Stated goal:
The records should be repeated word for word, pictures excluded.

Dataset records:
□ □ □ □

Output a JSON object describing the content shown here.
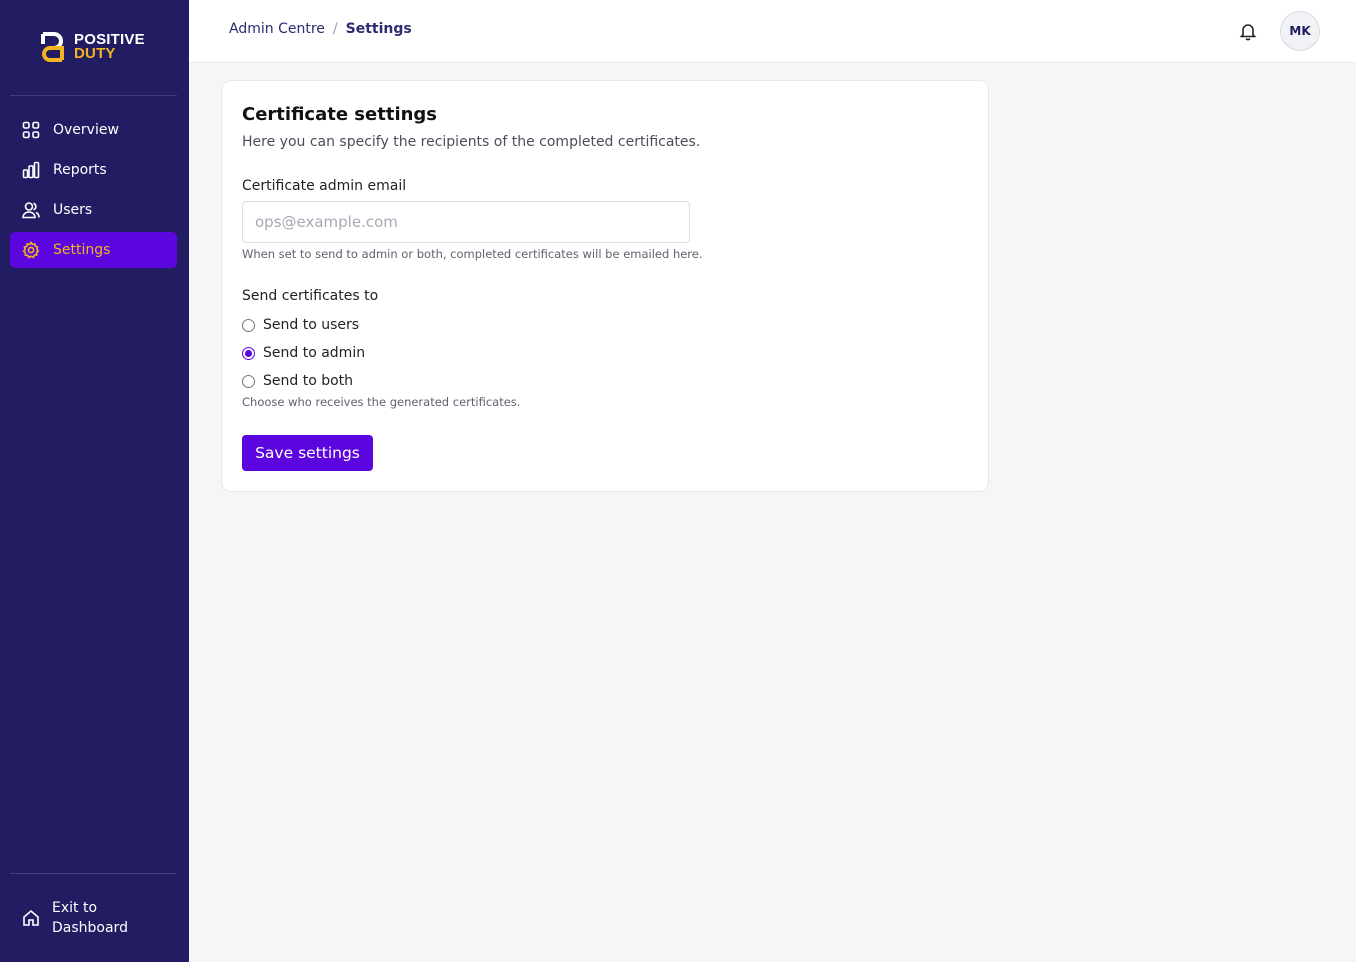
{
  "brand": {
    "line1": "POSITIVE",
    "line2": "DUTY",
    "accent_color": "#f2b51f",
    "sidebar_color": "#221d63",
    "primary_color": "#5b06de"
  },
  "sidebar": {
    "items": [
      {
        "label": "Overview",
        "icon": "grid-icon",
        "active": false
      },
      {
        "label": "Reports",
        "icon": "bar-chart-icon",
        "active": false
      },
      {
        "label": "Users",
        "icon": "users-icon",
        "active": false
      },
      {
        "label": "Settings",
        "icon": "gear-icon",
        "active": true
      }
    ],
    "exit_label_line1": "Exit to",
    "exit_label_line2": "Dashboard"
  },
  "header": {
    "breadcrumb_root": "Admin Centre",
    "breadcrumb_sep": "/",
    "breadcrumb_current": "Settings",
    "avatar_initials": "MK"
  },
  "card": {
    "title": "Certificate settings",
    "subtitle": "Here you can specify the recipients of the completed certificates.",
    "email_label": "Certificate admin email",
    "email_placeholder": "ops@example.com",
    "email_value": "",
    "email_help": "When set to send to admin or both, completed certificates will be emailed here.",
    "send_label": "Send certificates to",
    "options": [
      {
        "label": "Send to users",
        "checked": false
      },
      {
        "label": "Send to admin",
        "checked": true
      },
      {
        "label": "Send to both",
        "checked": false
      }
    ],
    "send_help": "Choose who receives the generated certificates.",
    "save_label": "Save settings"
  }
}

□ □ □ □

Solution below:
Output a JSON object describing the content shown here.
{
  "brand": {
    "line1": "POSITIVE",
    "line2": "DUTY",
    "accent_color": "#f2b51f",
    "sidebar_color": "#221d63",
    "primary_color": "#5b06de"
  },
  "sidebar": {
    "items": [
      {
        "label": "Overview",
        "icon": "grid-icon",
        "active": false
      },
      {
        "label": "Reports",
        "icon": "bar-chart-icon",
        "active": false
      },
      {
        "label": "Users",
        "icon": "users-icon",
        "active": false
      },
      {
        "label": "Settings",
        "icon": "gear-icon",
        "active": true
      }
    ],
    "exit_label_line1": "Exit to",
    "exit_label_line2": "Dashboard"
  },
  "header": {
    "breadcrumb_root": "Admin Centre",
    "breadcrumb_sep": "/",
    "breadcrumb_current": "Settings",
    "avatar_initials": "MK"
  },
  "card": {
    "title": "Certificate settings",
    "subtitle": "Here you can specify the recipients of the completed certificates.",
    "email_label": "Certificate admin email",
    "email_placeholder": "ops@example.com",
    "email_value": "",
    "email_help": "When set to send to admin or both, completed certificates will be emailed here.",
    "send_label": "Send certificates to",
    "options": [
      {
        "label": "Send to users",
        "checked": false
      },
      {
        "label": "Send to admin",
        "checked": true
      },
      {
        "label": "Send to both",
        "checked": false
      }
    ],
    "send_help": "Choose who receives the generated certificates.",
    "save_label": "Save settings"
  }
}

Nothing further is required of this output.